Listings of layout items with their boxes:
******************************

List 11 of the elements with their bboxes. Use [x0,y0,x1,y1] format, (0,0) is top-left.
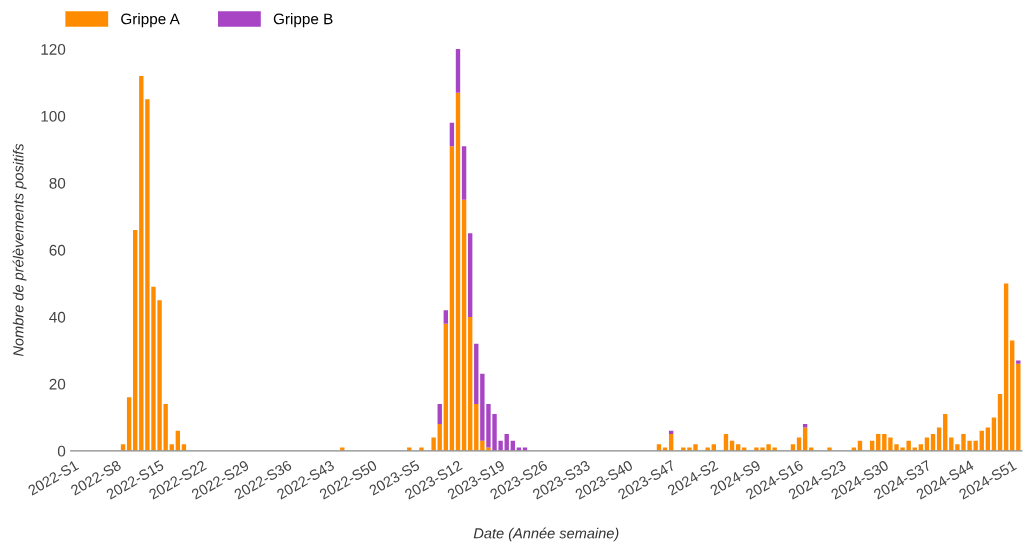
y-tick-label: 120 [41,43,66,55]
y-tick-label: 80 [49,177,66,189]
y-tick-label: 40 [49,311,66,323]
y-tick-label: 100 [41,110,66,122]
legend-label: Grippe B [273,13,333,28]
y-tick-label: 60 [49,244,66,256]
y-tick-label: 0 [57,445,66,457]
y-tick-label: 20 [49,378,66,390]
y-axis-title: Nombre de prélèvements positifs [12,143,27,357]
legend-label: Grippe A [121,13,180,28]
x-axis-title: Date (Année semaine) [473,527,619,542]
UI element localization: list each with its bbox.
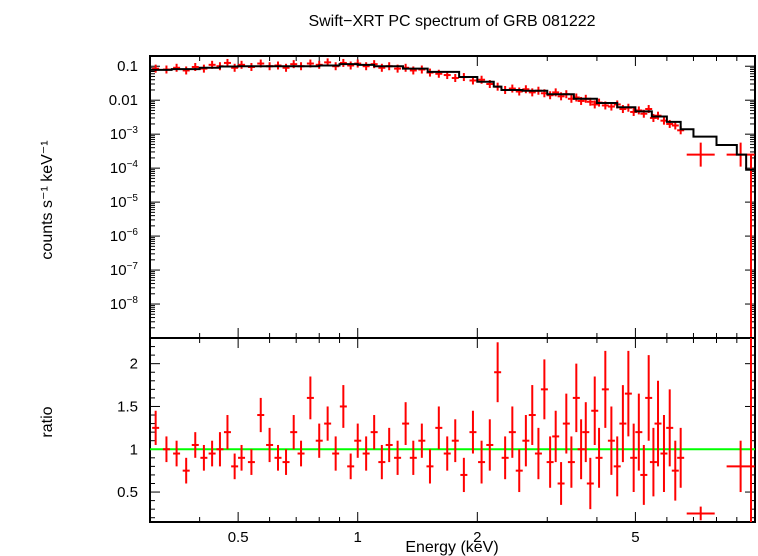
y-tick-label: 1 xyxy=(130,441,138,458)
x-tick-label: 2 xyxy=(473,529,481,546)
y-tick-label: 10−6 xyxy=(110,227,139,245)
y-tick-label: 10−3 xyxy=(110,125,139,143)
y-tick-label: 0.1 xyxy=(117,58,138,75)
y-tick-label: 10−7 xyxy=(110,261,139,279)
x-tick-label: 5 xyxy=(631,529,639,546)
ratio-frame xyxy=(149,337,756,523)
ratio-panel: 0.5 1 2 5 0.5 1 1.5 2 xyxy=(117,337,756,546)
y-tick-label: 2 xyxy=(130,356,138,373)
x-tick-label: 0.5 xyxy=(228,529,249,546)
model-line xyxy=(150,63,756,192)
x-tick-label: 1 xyxy=(354,529,362,546)
y-tick-label: 1.5 xyxy=(117,398,138,415)
y-tick-label: 10−8 xyxy=(110,295,139,313)
y-tick-label: 10−4 xyxy=(110,159,139,177)
x-axis-label: Energy (keV) xyxy=(405,539,498,556)
spectrum-panel: 0.1 0.01 10−3 10−4 10−5 10−6 10−7 10−8 xyxy=(109,55,756,339)
chart-title: Swift−XRT PC spectrum of GRB 081222 xyxy=(308,13,595,30)
y-tick-label: 0.01 xyxy=(109,92,138,109)
y-tick-label: 10−5 xyxy=(110,193,139,211)
spectrum-frame xyxy=(149,55,756,339)
y-tick-label: 0.5 xyxy=(117,484,138,501)
ratio-y-axis-label: ratio xyxy=(39,406,56,437)
spectrum-y-axis-label: counts s⁻¹ keV⁻¹ xyxy=(39,140,56,259)
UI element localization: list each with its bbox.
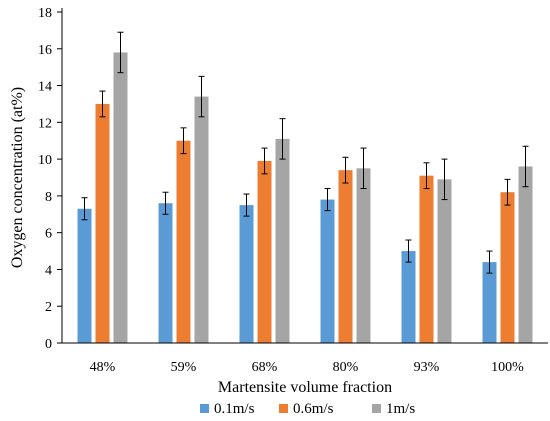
bar [356, 168, 371, 343]
bar [158, 203, 173, 343]
bar [500, 192, 515, 343]
bar [275, 138, 290, 343]
bar [419, 175, 434, 343]
bar [320, 199, 335, 343]
legend-swatch [279, 404, 288, 413]
bar [482, 262, 497, 343]
x-tick-label: 100% [491, 360, 524, 375]
x-tick-label: 80% [333, 360, 359, 375]
y-tick-label: 16 [38, 43, 52, 58]
x-tick-label: 93% [414, 360, 440, 375]
y-tick-label: 12 [38, 116, 52, 131]
legend-label: 0.1m/s [214, 401, 255, 417]
y-tick-label: 4 [45, 263, 52, 278]
bar [95, 103, 110, 343]
bar [239, 205, 254, 343]
bar [257, 160, 272, 343]
y-tick-label: 10 [38, 153, 52, 168]
bar [77, 208, 92, 343]
bar [113, 52, 128, 343]
bar [437, 179, 452, 343]
error-bars-group [81, 31, 529, 274]
bar [176, 140, 191, 343]
y-tick-label: 2 [45, 300, 52, 315]
y-tick-label: 14 [38, 80, 52, 95]
y-axis-ticks: 0 2 4 6 8 10 12 14 16 18 [38, 6, 62, 352]
bar [518, 166, 533, 343]
legend-swatch [200, 404, 209, 413]
y-axis-title: Oxygen concentration (at%) [9, 87, 26, 268]
x-tick-label: 48% [90, 360, 116, 375]
y-tick-label: 6 [45, 227, 52, 242]
legend-label: 0.6m/s [293, 401, 334, 417]
legend-label: 1m/s [386, 401, 415, 417]
x-tick-label: 59% [171, 360, 197, 375]
x-axis-ticks: 48% 59% 68% 80% 93% 100% [90, 360, 525, 375]
y-tick-label: 18 [38, 6, 52, 21]
bars-group [77, 52, 533, 343]
y-tick-label: 0 [45, 337, 52, 352]
bar [194, 96, 209, 343]
legend-swatch [372, 404, 381, 413]
x-tick-label: 68% [252, 360, 278, 375]
bar [401, 251, 416, 343]
legend: 0.1m/s 0.6m/s 1m/s [200, 401, 415, 417]
bar [338, 170, 353, 343]
y-tick-label: 8 [45, 190, 52, 205]
x-axis-title: Martensite volume fraction [218, 379, 392, 396]
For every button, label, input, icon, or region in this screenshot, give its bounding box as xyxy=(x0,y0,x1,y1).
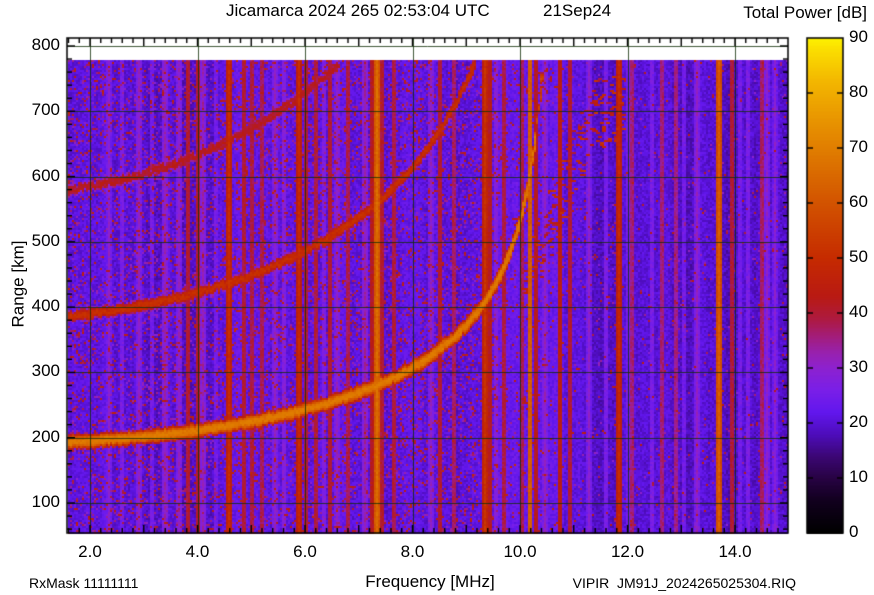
y-tick-label: 200 xyxy=(31,426,60,446)
colorbar-tick-label: 60 xyxy=(849,192,868,211)
x-tick-label: 4.0 xyxy=(185,542,210,561)
colorbar-tick-label: 40 xyxy=(849,302,868,321)
colorbar-tick-label: 70 xyxy=(849,137,868,156)
colorbar-tick-label: 80 xyxy=(849,82,868,101)
colorbar-title: Total Power [dB] xyxy=(743,3,867,22)
rx-mask-label: RxMask 11111111 xyxy=(29,575,139,591)
y-tick-label: 100 xyxy=(31,492,60,511)
x-tick-label: 12.0 xyxy=(610,542,645,561)
y-tick-label: 600 xyxy=(31,165,60,185)
y-tick-label: 700 xyxy=(31,100,60,120)
colorbar-tick-label: 50 xyxy=(849,247,868,266)
plot-date: 21Sep24 xyxy=(543,1,612,20)
colorbar-tick-label: 10 xyxy=(849,467,868,486)
colorbar-tick-label: 30 xyxy=(849,357,868,376)
x-tick-label: 14.0 xyxy=(718,542,752,561)
colorbar-tick-label: 20 xyxy=(849,412,868,431)
y-tick-label: 500 xyxy=(31,230,60,250)
x-axis-label: Frequency [MHz] xyxy=(365,572,495,591)
y-tick-label: 800 xyxy=(31,34,60,54)
x-tick-label: 2.0 xyxy=(78,542,102,561)
x-tick-label: 10.0 xyxy=(503,542,537,561)
x-tick-label: 8.0 xyxy=(400,542,425,561)
y-tick-label: 400 xyxy=(31,296,60,316)
data-file-label: VIPIR JM91J_2024265025304.RIQ xyxy=(572,575,796,591)
y-tick-label: 300 xyxy=(31,361,60,381)
plot-title: Jicamarca 2024 265 02:53:04 UTC xyxy=(226,1,490,20)
colorbar-tick-label: 90 xyxy=(849,27,868,46)
colorbar-tick-label: 0 xyxy=(849,522,859,541)
x-tick-label: 6.0 xyxy=(293,542,317,561)
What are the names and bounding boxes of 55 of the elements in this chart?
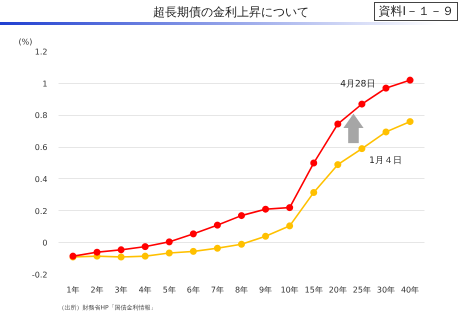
y-tick-label: 0.6: [34, 143, 48, 152]
x-tick-label: 40年: [400, 286, 420, 294]
x-tick-label: 5年: [162, 286, 176, 294]
point: [238, 212, 245, 220]
x-tick-label: 2年: [90, 286, 104, 294]
x-tick-label: 4年: [138, 286, 152, 294]
x-tick-label: 30年: [376, 286, 396, 294]
point: [214, 222, 221, 229]
y-tick-label: 0.2: [34, 206, 48, 216]
y-tick-label: 1: [42, 79, 48, 88]
x-tick-label: 25年: [352, 286, 371, 294]
x-tick-label: 6年: [186, 286, 200, 294]
point: [190, 248, 197, 255]
point: [358, 100, 366, 108]
point: [118, 246, 125, 254]
y-tick-label: -0.2: [32, 270, 48, 280]
point: [142, 243, 149, 250]
point: [310, 188, 318, 196]
point: [190, 230, 197, 238]
point: [262, 232, 270, 240]
point: [286, 222, 294, 230]
y-tick-label: 0.8: [34, 111, 48, 120]
y-tick-label: 1.2: [34, 48, 48, 56]
point: [310, 160, 318, 166]
point: [382, 84, 390, 92]
point: [406, 76, 414, 84]
series-label: 1月４日: [369, 156, 402, 166]
x-tick-label: 15年: [304, 286, 323, 294]
x-tick-label: 9年: [259, 286, 272, 294]
point: [142, 252, 149, 260]
point: [382, 128, 390, 136]
y-tick-label: 0.4: [34, 174, 48, 184]
x-tick-label: 10年: [280, 286, 299, 294]
y-axis-title: (%): [18, 38, 32, 46]
point: [166, 238, 173, 246]
point: [334, 120, 342, 128]
x-tick-label: 3年: [114, 286, 128, 294]
point: [166, 250, 173, 256]
series-label: 4月28日: [340, 80, 376, 90]
point: [214, 244, 221, 252]
point: [238, 240, 245, 248]
point: [334, 161, 342, 168]
point: [286, 204, 294, 212]
x-tick-label: 1年: [66, 286, 80, 294]
text: 資料Ⅰ－１－９: [374, 2, 458, 22]
x-tick-label: 20年: [328, 286, 347, 294]
point: [118, 253, 125, 260]
point: [358, 145, 366, 152]
x-tick-label: 7年: [210, 286, 224, 294]
chart-title: 超長期債の金利上昇について: [153, 5, 309, 19]
point: [94, 248, 101, 256]
y-tick-label: 0: [42, 238, 48, 248]
point: [262, 206, 270, 213]
point: [406, 118, 414, 126]
x-tick-label: 8年: [234, 286, 248, 294]
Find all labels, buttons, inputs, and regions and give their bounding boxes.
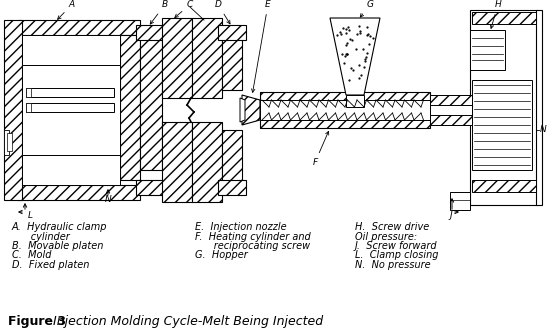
Bar xyxy=(7,133,12,151)
Bar xyxy=(430,95,472,125)
Text: reciprocating screw: reciprocating screw xyxy=(195,241,310,251)
Bar xyxy=(22,35,120,65)
Text: D.  Fixed platen: D. Fixed platen xyxy=(12,260,89,270)
Text: C: C xyxy=(175,0,193,18)
Bar xyxy=(470,30,505,70)
Text: C.  Mold: C. Mold xyxy=(12,251,51,261)
Bar xyxy=(430,95,472,105)
Text: N: N xyxy=(104,196,112,205)
Bar xyxy=(22,155,120,185)
Bar xyxy=(260,113,430,128)
Text: F.  Heating cylinder and: F. Heating cylinder and xyxy=(195,231,311,241)
Text: D: D xyxy=(214,0,230,24)
Text: J.  Screw forward: J. Screw forward xyxy=(355,241,438,251)
Text: cylinder: cylinder xyxy=(12,231,70,241)
Text: E.  Injection nozzle: E. Injection nozzle xyxy=(195,222,287,232)
Text: F: F xyxy=(312,131,329,167)
Text: A.  Hydraulic clamp: A. Hydraulic clamp xyxy=(12,222,108,232)
Bar xyxy=(470,10,538,205)
Bar xyxy=(26,88,114,97)
Bar xyxy=(260,92,430,107)
Bar xyxy=(260,100,430,120)
Bar xyxy=(222,130,242,190)
Text: A: A xyxy=(57,0,75,19)
Bar xyxy=(140,30,162,170)
Text: G.  Hopper: G. Hopper xyxy=(195,251,248,261)
Bar xyxy=(162,122,192,202)
Text: Injection Molding Cycle-Melt Being Injected: Injection Molding Cycle-Melt Being Injec… xyxy=(53,315,323,328)
Bar xyxy=(536,10,542,205)
Text: L.  Clamp closing: L. Clamp closing xyxy=(355,251,439,261)
Bar xyxy=(4,130,9,155)
Bar xyxy=(136,25,166,40)
Bar xyxy=(26,88,31,97)
Text: Oil pressure:: Oil pressure: xyxy=(355,231,417,241)
Bar xyxy=(346,95,364,107)
Text: E: E xyxy=(252,0,271,92)
Bar xyxy=(472,12,536,24)
Text: H: H xyxy=(490,0,502,29)
Bar xyxy=(218,180,246,195)
Bar xyxy=(192,18,222,98)
Text: L: L xyxy=(28,210,33,219)
Text: J: J xyxy=(450,210,452,219)
Bar xyxy=(162,18,192,98)
Text: N: N xyxy=(540,125,547,134)
Bar xyxy=(26,103,114,112)
Bar xyxy=(430,115,472,125)
Text: Figure 3: Figure 3 xyxy=(8,315,66,328)
Text: B: B xyxy=(150,0,168,24)
Text: B.  Movable platen: B. Movable platen xyxy=(12,241,103,251)
Bar xyxy=(4,20,22,200)
Bar xyxy=(222,30,242,90)
Text: H.  Screw drive: H. Screw drive xyxy=(355,222,429,232)
Bar xyxy=(18,20,140,35)
Bar xyxy=(120,35,140,180)
Bar xyxy=(472,80,532,170)
Bar xyxy=(192,122,222,202)
Bar xyxy=(136,180,166,195)
Text: N.  No pressure: N. No pressure xyxy=(355,260,430,270)
Bar xyxy=(450,192,470,210)
Polygon shape xyxy=(240,98,245,122)
Bar xyxy=(26,103,31,112)
Bar xyxy=(22,65,120,155)
Bar xyxy=(18,185,140,200)
Bar xyxy=(218,25,246,40)
Polygon shape xyxy=(330,18,380,95)
Polygon shape xyxy=(242,95,260,125)
Text: G: G xyxy=(360,0,374,17)
Bar xyxy=(472,180,536,192)
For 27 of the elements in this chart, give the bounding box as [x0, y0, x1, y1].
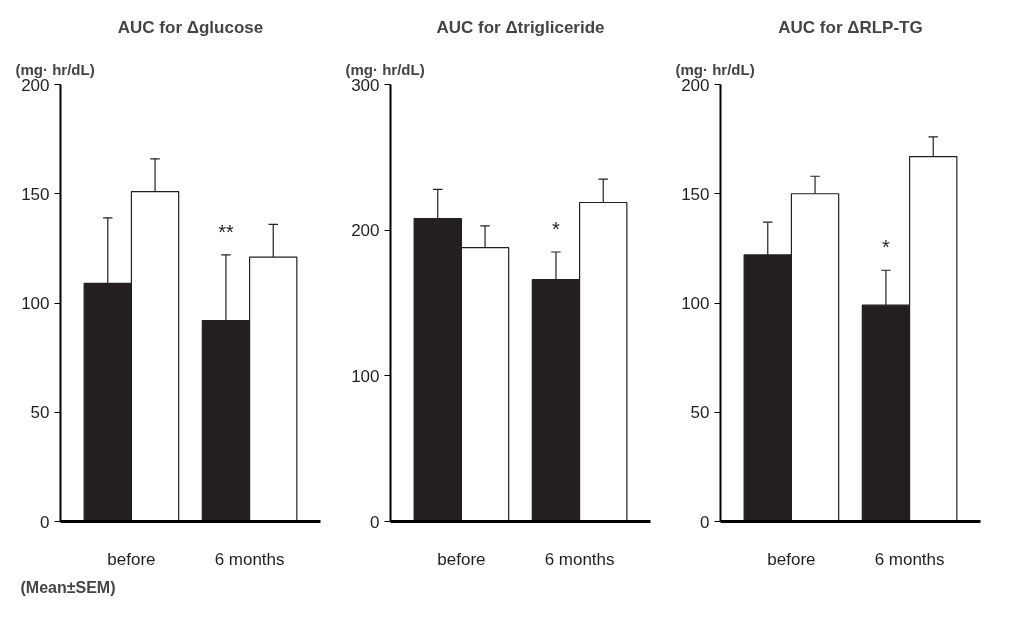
x-tick-label: 6 months — [544, 549, 615, 569]
y-tick-label: 100 — [681, 294, 710, 313]
annotation: * — [882, 236, 891, 259]
y-tick-label: 50 — [30, 403, 50, 423]
chart-title: AUC for ΔRLP-TG — [778, 17, 923, 37]
chart-title: AUC for Δtrigliceride — [436, 17, 605, 37]
y-tick-label: 150 — [681, 184, 710, 204]
y-tick-label: 0 — [40, 512, 50, 532]
text: (Mean±SEM) — [20, 578, 116, 596]
y-axis-title: (mg· hr/dL) — [345, 60, 425, 78]
annotation: * — [552, 218, 561, 241]
x-tick-label: before — [437, 549, 486, 569]
annotation: ** — [218, 220, 234, 243]
y-tick-label: 50 — [690, 403, 710, 423]
y-tick-label: 0 — [370, 512, 380, 532]
y-tick-label: 100 — [351, 366, 380, 386]
y-axis-title: (mg· hr/dL) — [15, 60, 95, 78]
y-tick-label: 200 — [351, 221, 380, 241]
y-axis-title: (mg· hr/dL) — [675, 60, 755, 78]
y-tick-label: 100 — [21, 294, 50, 313]
x-tick-label: 6 months — [214, 549, 285, 569]
x-tick-label: before — [767, 549, 816, 569]
x-tick-label: before — [107, 549, 156, 569]
y-tick-label: 150 — [21, 184, 50, 204]
chart-title: AUC for Δglucose — [117, 17, 264, 37]
y-tick-label: 0 — [700, 512, 710, 532]
x-tick-label: 6 months — [874, 549, 945, 569]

******************************

What to do
List each line above that contains the string "spectrum".

Solution to the exercise
spectrum-panel: 0.1 0.01 10−3 10−4 10−5 10−6 10−7 10−8 xyxy=(109,55,756,339)
chart-title: Swift−XRT PC spectrum of GRB 081222 xyxy=(308,13,595,30)
spectrum-frame xyxy=(149,55,756,339)
spectrum-y-axis-label: counts s⁻¹ keV⁻¹ xyxy=(39,140,56,259)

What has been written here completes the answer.